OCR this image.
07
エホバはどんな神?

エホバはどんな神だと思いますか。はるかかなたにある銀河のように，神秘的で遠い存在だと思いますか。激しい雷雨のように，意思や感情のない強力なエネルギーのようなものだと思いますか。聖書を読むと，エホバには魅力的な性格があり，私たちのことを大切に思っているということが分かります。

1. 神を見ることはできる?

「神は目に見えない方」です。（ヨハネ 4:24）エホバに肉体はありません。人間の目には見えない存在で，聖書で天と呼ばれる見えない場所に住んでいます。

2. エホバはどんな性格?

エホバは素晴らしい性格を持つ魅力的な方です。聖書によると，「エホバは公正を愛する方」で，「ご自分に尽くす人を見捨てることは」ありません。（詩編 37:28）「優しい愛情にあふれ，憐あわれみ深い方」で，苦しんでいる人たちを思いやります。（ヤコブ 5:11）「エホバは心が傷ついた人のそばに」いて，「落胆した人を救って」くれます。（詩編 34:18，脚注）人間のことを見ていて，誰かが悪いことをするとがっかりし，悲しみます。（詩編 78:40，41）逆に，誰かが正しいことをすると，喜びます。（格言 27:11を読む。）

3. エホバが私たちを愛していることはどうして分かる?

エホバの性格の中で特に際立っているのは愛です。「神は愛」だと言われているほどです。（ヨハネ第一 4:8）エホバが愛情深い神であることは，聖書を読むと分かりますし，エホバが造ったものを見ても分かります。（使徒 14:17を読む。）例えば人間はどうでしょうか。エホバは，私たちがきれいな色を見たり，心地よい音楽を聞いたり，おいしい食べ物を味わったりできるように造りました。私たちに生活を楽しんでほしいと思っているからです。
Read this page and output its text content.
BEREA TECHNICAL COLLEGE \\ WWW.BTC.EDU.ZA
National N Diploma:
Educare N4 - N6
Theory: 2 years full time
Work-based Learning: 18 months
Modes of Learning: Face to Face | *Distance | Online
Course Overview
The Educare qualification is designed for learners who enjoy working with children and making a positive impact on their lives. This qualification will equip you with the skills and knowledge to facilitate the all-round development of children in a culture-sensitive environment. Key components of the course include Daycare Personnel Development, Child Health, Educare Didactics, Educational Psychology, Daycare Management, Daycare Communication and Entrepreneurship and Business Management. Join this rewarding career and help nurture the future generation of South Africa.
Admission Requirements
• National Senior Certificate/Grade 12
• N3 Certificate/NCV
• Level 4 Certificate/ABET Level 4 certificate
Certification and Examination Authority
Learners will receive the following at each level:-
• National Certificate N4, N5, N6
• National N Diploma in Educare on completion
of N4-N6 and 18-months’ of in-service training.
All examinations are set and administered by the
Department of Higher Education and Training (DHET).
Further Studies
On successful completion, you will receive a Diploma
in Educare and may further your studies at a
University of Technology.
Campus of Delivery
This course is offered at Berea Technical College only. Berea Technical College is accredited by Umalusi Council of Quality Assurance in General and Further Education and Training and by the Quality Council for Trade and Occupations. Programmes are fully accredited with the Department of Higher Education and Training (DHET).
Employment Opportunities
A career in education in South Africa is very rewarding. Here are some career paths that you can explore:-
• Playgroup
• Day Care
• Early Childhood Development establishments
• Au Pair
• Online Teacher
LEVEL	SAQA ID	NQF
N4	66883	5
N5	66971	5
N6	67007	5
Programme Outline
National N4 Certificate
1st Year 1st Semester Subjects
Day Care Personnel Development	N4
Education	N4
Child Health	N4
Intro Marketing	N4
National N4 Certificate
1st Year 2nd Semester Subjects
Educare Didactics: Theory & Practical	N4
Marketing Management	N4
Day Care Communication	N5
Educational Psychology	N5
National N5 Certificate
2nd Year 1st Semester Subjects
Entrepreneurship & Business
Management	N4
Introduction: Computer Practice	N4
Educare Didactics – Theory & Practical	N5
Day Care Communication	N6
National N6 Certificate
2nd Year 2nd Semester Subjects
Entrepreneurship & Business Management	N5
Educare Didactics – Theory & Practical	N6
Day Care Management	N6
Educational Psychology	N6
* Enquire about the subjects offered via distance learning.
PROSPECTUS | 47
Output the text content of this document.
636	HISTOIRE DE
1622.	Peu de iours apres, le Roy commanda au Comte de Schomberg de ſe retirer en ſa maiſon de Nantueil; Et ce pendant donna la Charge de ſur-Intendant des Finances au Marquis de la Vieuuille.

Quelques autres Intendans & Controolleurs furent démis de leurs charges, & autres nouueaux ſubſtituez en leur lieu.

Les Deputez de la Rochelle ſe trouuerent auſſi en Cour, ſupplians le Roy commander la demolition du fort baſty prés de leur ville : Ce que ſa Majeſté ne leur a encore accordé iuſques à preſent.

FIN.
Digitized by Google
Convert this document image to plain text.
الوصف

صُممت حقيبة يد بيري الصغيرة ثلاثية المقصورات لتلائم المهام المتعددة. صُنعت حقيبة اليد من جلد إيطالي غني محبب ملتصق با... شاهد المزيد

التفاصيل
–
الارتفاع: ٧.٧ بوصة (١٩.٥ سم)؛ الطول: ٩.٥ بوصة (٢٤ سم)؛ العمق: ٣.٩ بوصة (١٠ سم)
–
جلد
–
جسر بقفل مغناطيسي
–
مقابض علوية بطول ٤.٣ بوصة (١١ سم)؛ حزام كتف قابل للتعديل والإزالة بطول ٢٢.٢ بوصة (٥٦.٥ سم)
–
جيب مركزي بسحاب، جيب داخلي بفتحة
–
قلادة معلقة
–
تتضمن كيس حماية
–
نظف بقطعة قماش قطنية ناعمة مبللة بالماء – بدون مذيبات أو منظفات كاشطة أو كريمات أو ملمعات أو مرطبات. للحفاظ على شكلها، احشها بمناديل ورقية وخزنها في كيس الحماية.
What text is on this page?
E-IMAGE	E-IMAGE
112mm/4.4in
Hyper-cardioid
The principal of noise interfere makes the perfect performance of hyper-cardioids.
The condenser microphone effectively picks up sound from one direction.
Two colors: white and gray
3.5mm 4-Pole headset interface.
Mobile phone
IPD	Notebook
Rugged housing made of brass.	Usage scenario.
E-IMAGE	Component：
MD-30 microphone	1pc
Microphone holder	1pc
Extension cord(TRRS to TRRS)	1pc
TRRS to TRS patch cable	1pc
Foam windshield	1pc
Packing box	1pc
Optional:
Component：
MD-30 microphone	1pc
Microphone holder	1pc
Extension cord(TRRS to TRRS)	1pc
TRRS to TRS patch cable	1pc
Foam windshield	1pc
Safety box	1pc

Given task
Establish how many lines of the material above hold the word "offered". Nothing but the count should be returned.

Expected answer
2